Dataset excerpt

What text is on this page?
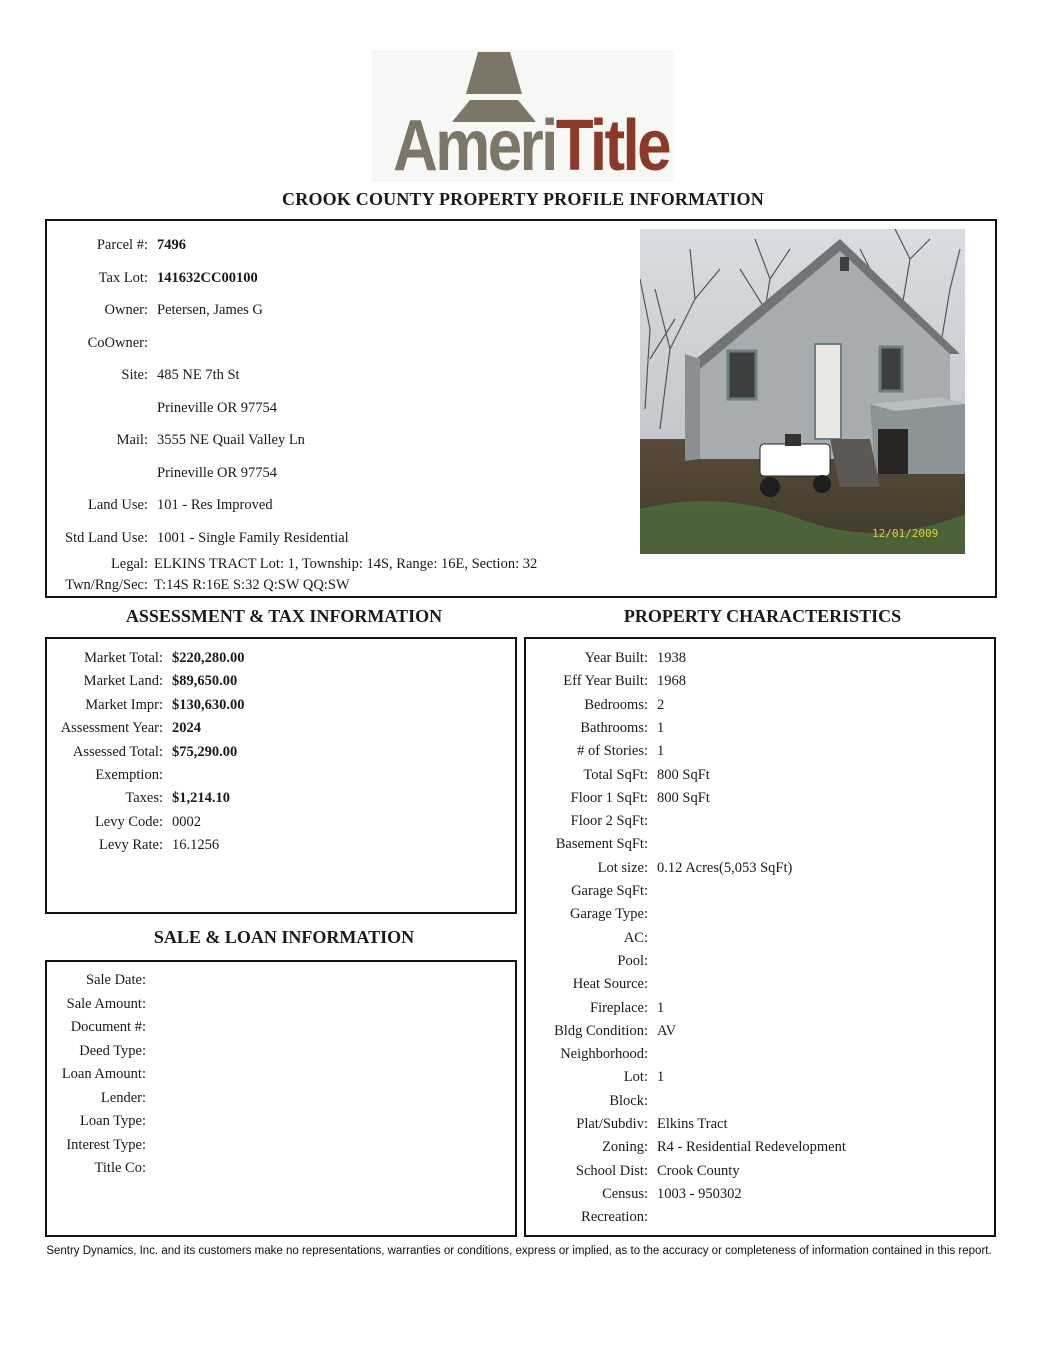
AmeriTitle
CROOK COUNTY PROPERTY PROFILE INFORMATION
Parcel #: 7496
Tax Lot: 141632CC00100
Owner: Petersen, James G
CoOwner:
Site: 485 NE 7th St
Prineville OR 97754
Mail: 3555 NE Quail Valley Ln
Prineville OR 97754
Land Use: 101 - Res Improved
Std Land Use: 1001 - Single Family Residential
Legal: ELKINS TRACT Lot: 1, Township: 14S, Range: 16E, Section: 32
Twn/Rng/Sec: T:14S R:16E S:32 Q:SW QQ:SW
12/01/2009
ASSESSMENT & TAX INFORMATION	PROPERTY CHARACTERISTICS
Market Total: $220,280.00
Market Land: $89,650.00
Market Impr: $130,630.00
Assessment Year: 2024
Assessed Total: $75,290.00
Exemption:
Taxes: $1,214.10
Levy Code: 0002
Levy Rate: 16.1256
SALE & LOAN INFORMATION
Sale Date:
Sale Amount:
Document #:
Deed Type:
Loan Amount:
Lender:
Loan Type:
Interest Type:
Title Co:
Year Built: 1938
Eff Year Built: 1968
Bedrooms: 2
Bathrooms: 1
# of Stories: 1
Total SqFt: 800 SqFt
Floor 1 SqFt: 800 SqFt
Floor 2 SqFt:
Basement SqFt:
Lot size: 0.12 Acres(5,053 SqFt)
Garage SqFt:
Garage Type:
AC:
Pool:
Heat Source:
Fireplace: 1
Bldg Condition: AV
Neighborhood:
Lot: 1
Block:
Plat/Subdiv: Elkins Tract
Zoning: R4 - Residential Redevelopment
School Dist: Crook County
Census: 1003 - 950302
Recreation:
Sentry Dynamics, Inc. and its customers make no representations, warranties or conditions, express or implied, as to the accuracy or completeness of information contained in this report.
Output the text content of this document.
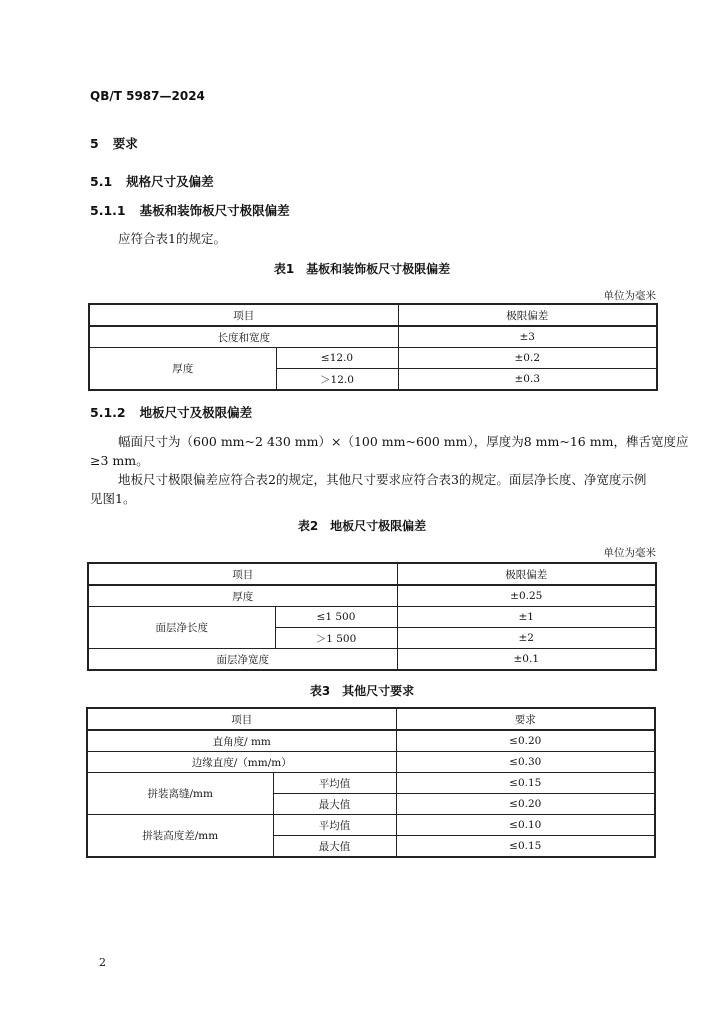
QB/T 5987—2024
5 要求
5.1 规格尺寸及偏差
5.1.1 基板和装饰板尺寸极限偏差
应符合表1的规定。
表1　基板和装饰板尺寸极限偏差
单位为毫米
项目		极限偏差
长度和宽度		±3
厚度	≤12.0	±0.2
	＞12.0	±0.3
5.1.2 地板尺寸及极限偏差
幅面尺寸为（600 mm~2 430 mm）×（100 mm~600 mm），厚度为8 mm~16 mm，榫舌宽度应
≥3 mm。
地板尺寸极限偏差应符合表2的规定，其他尺寸要求应符合表3的规定。面层净长度、净宽度示例
见图1。
表2　地板尺寸极限偏差
单位为毫米
项目		极限偏差
厚度		±0.25
面层净长度	≤1 500	±1
	＞1 500	±2
面层净宽度		±0.1
表3　其他尺寸要求
项目		要求
直角度/ mm		≤0.20
边缘直度/（mm/m）		≤0.30
拼装离缝/mm	平均值	≤0.15
	最大值	≤0.20
拼装高度差/mm	平均值	≤0.10
	最大值	≤0.15
2
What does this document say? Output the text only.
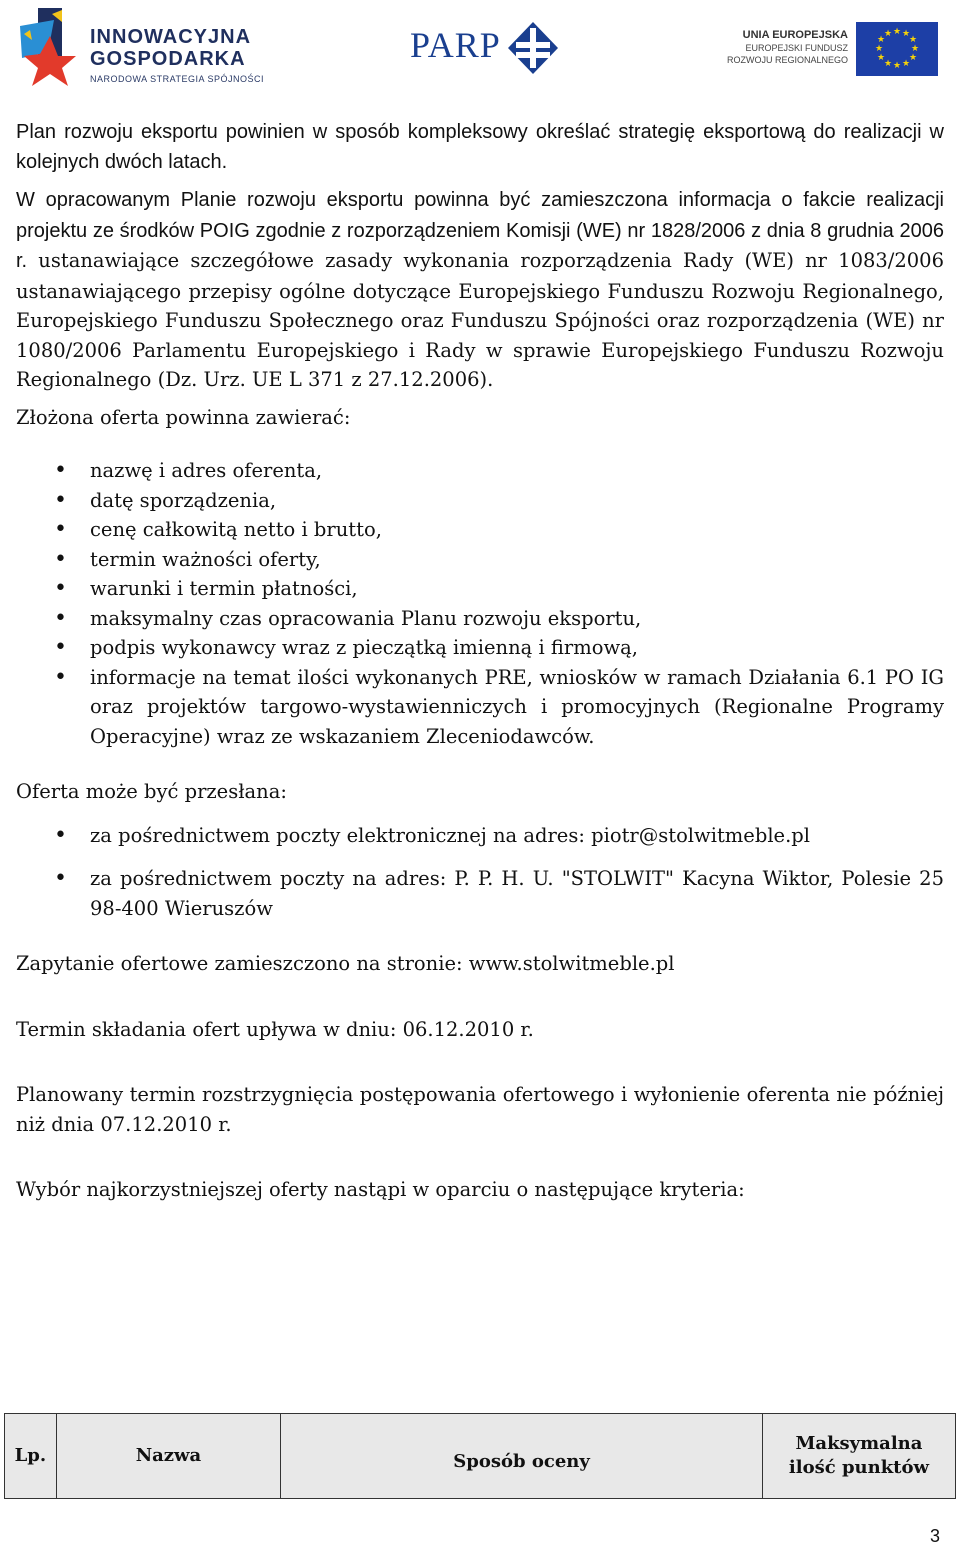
INNOWACYJNA
GOSPODARKA
NARODOWA STRATEGIA SPÓJNOŚCI
PARP	UNIA EUROPEJSKA
EUROPEJSKI FUNDUSZ
ROZWOJU REGIONALNEGO
★ ★
★
★
★
★
★
★
★
★
★
★

Plan rozwoju eksportu powinien w sposób kompleksowy określać strategię eksportową do realizacji w kolejnych dwóch latach.

W opracowanym Planie rozwoju eksportu powinna być zamieszczona informacja o fakcie realizacji projektu ze środków POIG zgodnie z rozporządzeniem Komisji (WE) nr 1828/2006 z dnia 8 grudnia 2006 r. ustanawiające szczegółowe zasady wykonania rozporządzenia Rady (WE) nr 1083/2006 ustanawiającego przepisy ogólne dotyczące Europejskiego Funduszu Rozwoju Regionalnego, Europejskiego Funduszu Społecznego oraz Funduszu Spójności oraz rozporządzenia (WE) nr 1080/2006 Parlamentu Europejskiego i Rady w sprawie Europejskiego Funduszu Rozwoju Regionalnego (Dz. Urz. UE L 371 z 27.12.2006).

Złożona oferta powinna zawierać:

• nazwę i adres oferenta,
• datę sporządzenia,
• cenę całkowitą netto i brutto,
• termin ważności oferty,
• warunki i termin płatności,
• maksymalny czas opracowania Planu rozwoju eksportu,
• podpis wykonawcy wraz z pieczątką imienną i firmową,
• informacje na temat ilości wykonanych PRE, wniosków w ramach Działania 6.1 PO IG oraz projektów targowo-wystawienniczych i promocyjnych (Regionalne Programy Operacyjne) wraz ze wskazaniem Zleceniodawców.

Oferta może być przesłana:

• za pośrednictwem poczty elektronicznej na adres: piotr@stolwitmeble.pl
• za pośrednictwem poczty na adres: P. P. H. U. "STOLWIT" Kacyna Wiktor, Polesie 25 98-400 Wieruszów

Zapytanie ofertowe zamieszczono na stronie: www.stolwitmeble.pl

Termin składania ofert upływa w dniu: 06.12.2010 r.

Planowany termin rozstrzygnięcia postępowania ofertowego i wyłonienie oferenta nie później niż dnia 07.12.2010 r.

Wybór najkorzystniejszej oferty nastąpi w oparciu o następujące kryteria:

Lp.	Nazwa	Sposób oceny	Maksymalna ilość punktów
3
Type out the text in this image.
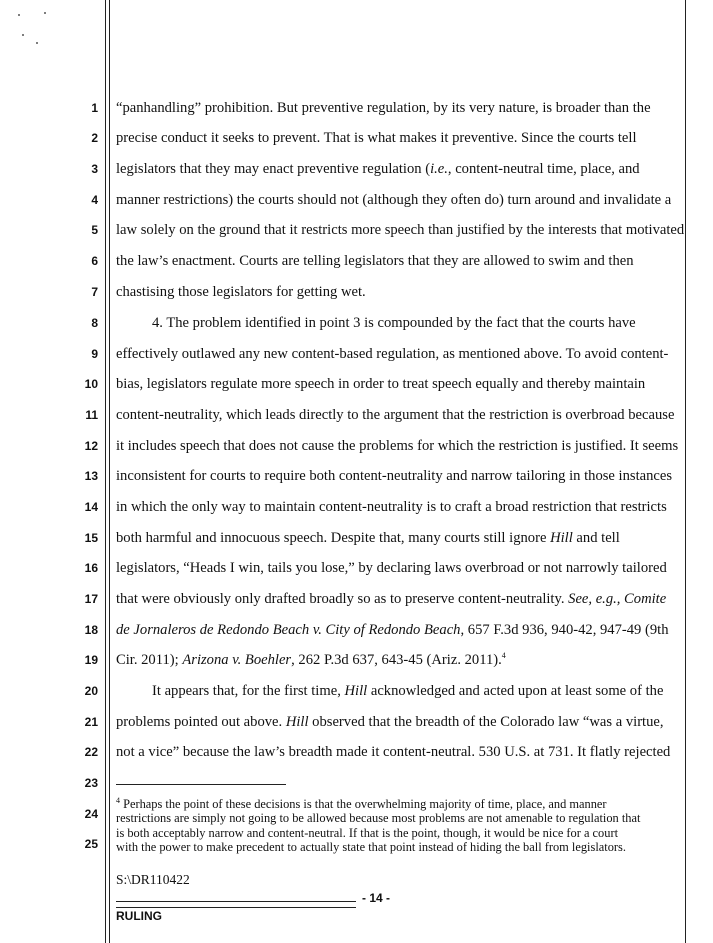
1
2
3
4
5
6
7
8
9
10
11
12
13
14
15
16
17
18
19
20
21
22
23
24
25
“panhandling” prohibition. But preventive regulation, by its very nature, is broader than the
precise conduct it seeks to prevent. That is what makes it preventive. Since the courts tell
legislators that they may enact preventive regulation (i.e., content-neutral time, place, and
manner restrictions) the courts should not (although they often do) turn around and invalidate a
law solely on the ground that it restricts more speech than justified by the interests that motivated
the law’s enactment. Courts are telling legislators that they are allowed to swim and then
chastising those legislators for getting wet.
4. The problem identified in point 3 is compounded by the fact that the courts have
effectively outlawed any new content-based regulation, as mentioned above. To avoid content-
bias, legislators regulate more speech in order to treat speech equally and thereby maintain
content-neutrality, which leads directly to the argument that the restriction is overbroad because
it includes speech that does not cause the problems for which the restriction is justified. It seems
inconsistent for courts to require both content-neutrality and narrow tailoring in those instances
in which the only way to maintain content-neutrality is to craft a broad restriction that restricts
both harmful and innocuous speech. Despite that, many courts still ignore Hill and tell
legislators, “Heads I win, tails you lose,” by declaring laws overbroad or not narrowly tailored
that were obviously only drafted broadly so as to preserve content-neutrality. See, e.g., Comite
de Jornaleros de Redondo Beach v. City of Redondo Beach, 657 F.3d 936, 940-42, 947-49 (9th
Cir. 2011); Arizona v. Boehler, 262 P.3d 637, 643-45 (Ariz. 2011).$^4$
It appears that, for the first time, Hill acknowledged and acted upon at least some of the
problems pointed out above. Hill observed that the breadth of the Colorado law “was a virtue,
not a vice” because the law’s breadth made it content-neutral. 530 U.S. at 731. It flatly rejected
$^4$ Perhaps the point of these decisions is that the overwhelming majority of time, place, and manner
restrictions are simply not going to be allowed because most problems are not amenable to regulation that
is both acceptably narrow and content-neutral. If that is the point, though, it would be nice for a court
with the power to make precedent to actually state that point instead of hiding the ball from legislators.
S:\DR110422
- 14 -
RULING
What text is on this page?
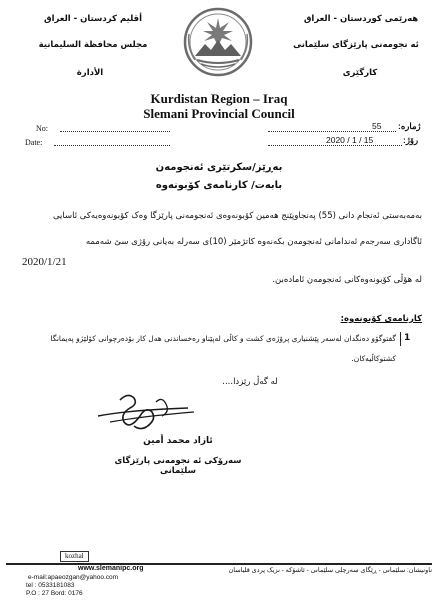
أقليم كردستان - العراق
مجلس محافظة السليمانية
الأدارة
هەرێمی کوردستان - العراق
ئە نجومەنی پارێزگای سلێمانی
کارگێری
Kurdistan Region – Iraq
Slemani Provincial Council
No:
Date:
ژمارە:
55
رۆژ:
2020 / 1 / 15
بەڕێز/سکرتێری ئەنجومەن
بابەت/ کارنامەی کۆبونەوە
بەمەبەستی ئەنجام دانی (55) پەنجاوپێنج هەمین کۆبونەوەی ئەنجومەنی پارێزگا وەک کۆبونەوەیەکی ئاسایی
ئاگاداری سەرجەم ئەندامانی ئەنجومەن بکەنەوە کاتژمێر (10)ی سەرلە بەیانی رۆژی سێ شەممە
2020/1/21
لە هۆڵی کۆبونەوەکانی ئەنجومەن ئامادەبن.
کارنامەی کۆبونەوە:
1
گفتوگۆو دەنگدان لەسەر پێشنیاری پرۆژەی کشت و کاڵی لەپێناو رەخساندنی هەل کار بۆدەرچوانی کۆلێژو پەیمانگا
کشتوکاڵیەکان.
لە گەڵ رێزدا....
ئازاد محمد أمين
سەرۆکی ئە نجومەنی پارێزگای سلێمانی
kozhal
www.slemanipc.org
e-mail:apaeozgan@yahoo.com
tel : 0533181083
P.O : 27 Bord: 0176
ناونیشان: سلێمانی - ڕێگای سەرچلی سلێمانی - ئاشۆکە - نزیک پردی قلیاسان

Instruction:
Copy out every line holding the string "both".

Reply to the task:
inconsistent for courts to require both content-neutrality and narrow tailoring in those instances
both harmful and innocuous speech. Despite that, many courts still ignore Hill and tell
is both acceptably narrow and content-neutral. If that is the point, though, it would be nice for a court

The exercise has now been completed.